• WRITTEN REQUEST
Take each line that has the word "from" and return it.

• MATERIAL SUPPLIED

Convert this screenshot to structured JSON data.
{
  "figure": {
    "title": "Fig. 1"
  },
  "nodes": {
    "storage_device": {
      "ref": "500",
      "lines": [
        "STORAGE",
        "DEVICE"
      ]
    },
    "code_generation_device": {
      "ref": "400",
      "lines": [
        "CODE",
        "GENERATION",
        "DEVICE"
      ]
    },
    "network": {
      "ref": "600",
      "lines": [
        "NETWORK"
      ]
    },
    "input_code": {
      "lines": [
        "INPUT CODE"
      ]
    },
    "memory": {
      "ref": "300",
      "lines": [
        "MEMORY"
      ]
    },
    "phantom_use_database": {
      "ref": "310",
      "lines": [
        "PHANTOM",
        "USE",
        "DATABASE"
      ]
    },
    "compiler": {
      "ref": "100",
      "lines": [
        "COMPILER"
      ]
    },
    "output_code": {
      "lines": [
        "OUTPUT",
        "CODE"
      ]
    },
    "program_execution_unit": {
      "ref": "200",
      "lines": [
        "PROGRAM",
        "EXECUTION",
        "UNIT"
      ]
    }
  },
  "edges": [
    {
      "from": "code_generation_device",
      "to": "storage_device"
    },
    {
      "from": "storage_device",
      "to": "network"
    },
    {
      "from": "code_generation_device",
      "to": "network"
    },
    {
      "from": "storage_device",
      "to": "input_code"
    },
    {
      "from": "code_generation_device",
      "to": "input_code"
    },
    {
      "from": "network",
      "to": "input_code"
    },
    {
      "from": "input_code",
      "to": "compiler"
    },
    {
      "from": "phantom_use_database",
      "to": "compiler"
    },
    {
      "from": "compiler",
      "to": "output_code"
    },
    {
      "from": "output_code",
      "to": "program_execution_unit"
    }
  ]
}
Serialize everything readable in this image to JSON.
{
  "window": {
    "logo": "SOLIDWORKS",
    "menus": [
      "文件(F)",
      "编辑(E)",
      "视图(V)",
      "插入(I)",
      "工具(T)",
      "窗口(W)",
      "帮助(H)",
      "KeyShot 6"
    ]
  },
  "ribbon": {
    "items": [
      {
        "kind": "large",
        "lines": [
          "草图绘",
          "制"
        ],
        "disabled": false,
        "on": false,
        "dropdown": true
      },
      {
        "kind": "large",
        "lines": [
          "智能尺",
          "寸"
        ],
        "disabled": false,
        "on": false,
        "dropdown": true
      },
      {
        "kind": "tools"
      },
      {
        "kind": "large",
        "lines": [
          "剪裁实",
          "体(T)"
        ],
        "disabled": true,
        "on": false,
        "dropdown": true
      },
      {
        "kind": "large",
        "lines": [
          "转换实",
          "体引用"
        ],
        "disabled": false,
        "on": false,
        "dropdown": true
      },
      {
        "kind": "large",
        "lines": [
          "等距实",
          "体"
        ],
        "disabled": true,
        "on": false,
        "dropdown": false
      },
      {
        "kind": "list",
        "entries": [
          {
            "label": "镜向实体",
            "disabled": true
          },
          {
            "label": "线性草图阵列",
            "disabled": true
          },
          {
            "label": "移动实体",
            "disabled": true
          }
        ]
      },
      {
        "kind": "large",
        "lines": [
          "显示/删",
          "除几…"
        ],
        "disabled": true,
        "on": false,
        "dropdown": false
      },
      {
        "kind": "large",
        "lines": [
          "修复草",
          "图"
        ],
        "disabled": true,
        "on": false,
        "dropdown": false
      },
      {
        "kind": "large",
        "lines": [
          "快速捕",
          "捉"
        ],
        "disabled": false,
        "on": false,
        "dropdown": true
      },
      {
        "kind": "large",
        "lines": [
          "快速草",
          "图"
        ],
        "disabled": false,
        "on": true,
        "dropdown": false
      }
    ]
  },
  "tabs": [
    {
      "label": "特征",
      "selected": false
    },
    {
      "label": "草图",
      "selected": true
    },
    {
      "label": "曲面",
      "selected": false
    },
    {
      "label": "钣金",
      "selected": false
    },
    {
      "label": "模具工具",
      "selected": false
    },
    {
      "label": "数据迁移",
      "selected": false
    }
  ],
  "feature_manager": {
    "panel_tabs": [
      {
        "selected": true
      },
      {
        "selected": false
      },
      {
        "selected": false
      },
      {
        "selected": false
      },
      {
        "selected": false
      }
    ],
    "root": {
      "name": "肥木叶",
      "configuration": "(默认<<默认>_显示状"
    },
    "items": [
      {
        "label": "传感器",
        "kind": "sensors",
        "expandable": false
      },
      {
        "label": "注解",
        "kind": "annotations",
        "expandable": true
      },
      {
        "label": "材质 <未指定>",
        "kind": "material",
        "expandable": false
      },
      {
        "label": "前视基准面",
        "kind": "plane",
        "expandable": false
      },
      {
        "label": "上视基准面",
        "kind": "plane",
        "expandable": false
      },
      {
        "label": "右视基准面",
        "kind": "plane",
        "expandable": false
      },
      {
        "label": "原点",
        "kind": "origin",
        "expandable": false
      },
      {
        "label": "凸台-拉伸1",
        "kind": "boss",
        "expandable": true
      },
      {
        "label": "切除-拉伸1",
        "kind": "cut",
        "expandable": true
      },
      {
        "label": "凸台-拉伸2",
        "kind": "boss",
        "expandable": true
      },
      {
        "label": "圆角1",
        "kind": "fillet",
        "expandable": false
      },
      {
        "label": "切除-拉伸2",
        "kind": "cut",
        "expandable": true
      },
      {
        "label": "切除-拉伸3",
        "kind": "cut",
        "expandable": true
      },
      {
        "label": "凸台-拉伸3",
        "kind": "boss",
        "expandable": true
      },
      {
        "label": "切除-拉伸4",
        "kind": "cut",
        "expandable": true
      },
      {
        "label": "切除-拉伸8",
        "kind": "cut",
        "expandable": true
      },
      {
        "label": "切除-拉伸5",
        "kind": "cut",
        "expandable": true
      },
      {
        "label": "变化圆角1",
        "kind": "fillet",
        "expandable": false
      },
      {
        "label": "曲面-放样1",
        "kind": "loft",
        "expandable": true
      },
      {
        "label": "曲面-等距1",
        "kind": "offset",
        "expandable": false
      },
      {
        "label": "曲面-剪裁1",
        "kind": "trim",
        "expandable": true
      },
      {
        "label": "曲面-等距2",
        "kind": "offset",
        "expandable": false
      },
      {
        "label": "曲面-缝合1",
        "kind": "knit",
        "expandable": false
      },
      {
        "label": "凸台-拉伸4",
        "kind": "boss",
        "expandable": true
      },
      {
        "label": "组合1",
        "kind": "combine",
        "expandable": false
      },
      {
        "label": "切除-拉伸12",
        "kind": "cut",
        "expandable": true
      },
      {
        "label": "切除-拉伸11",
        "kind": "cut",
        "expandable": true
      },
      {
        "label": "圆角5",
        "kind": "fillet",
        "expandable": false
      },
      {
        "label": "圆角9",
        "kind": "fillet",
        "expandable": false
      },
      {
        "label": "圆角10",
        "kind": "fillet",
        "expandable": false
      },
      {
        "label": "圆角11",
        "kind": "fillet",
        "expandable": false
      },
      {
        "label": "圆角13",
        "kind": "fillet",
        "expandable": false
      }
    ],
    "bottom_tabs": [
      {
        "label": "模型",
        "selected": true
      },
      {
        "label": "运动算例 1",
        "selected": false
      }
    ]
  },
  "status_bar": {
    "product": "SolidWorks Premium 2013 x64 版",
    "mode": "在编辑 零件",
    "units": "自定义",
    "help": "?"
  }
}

• REPLY
      "from": "code_generation_device",
      "from": "storage_device",
      "from": "code_generation_device",
      "from": "storage_device",
      "from": "code_generation_device",
      "from": "network",
      "from": "input_code",
      "from": "phantom_use_database",
      "from": "compiler",
      "from": "output_code",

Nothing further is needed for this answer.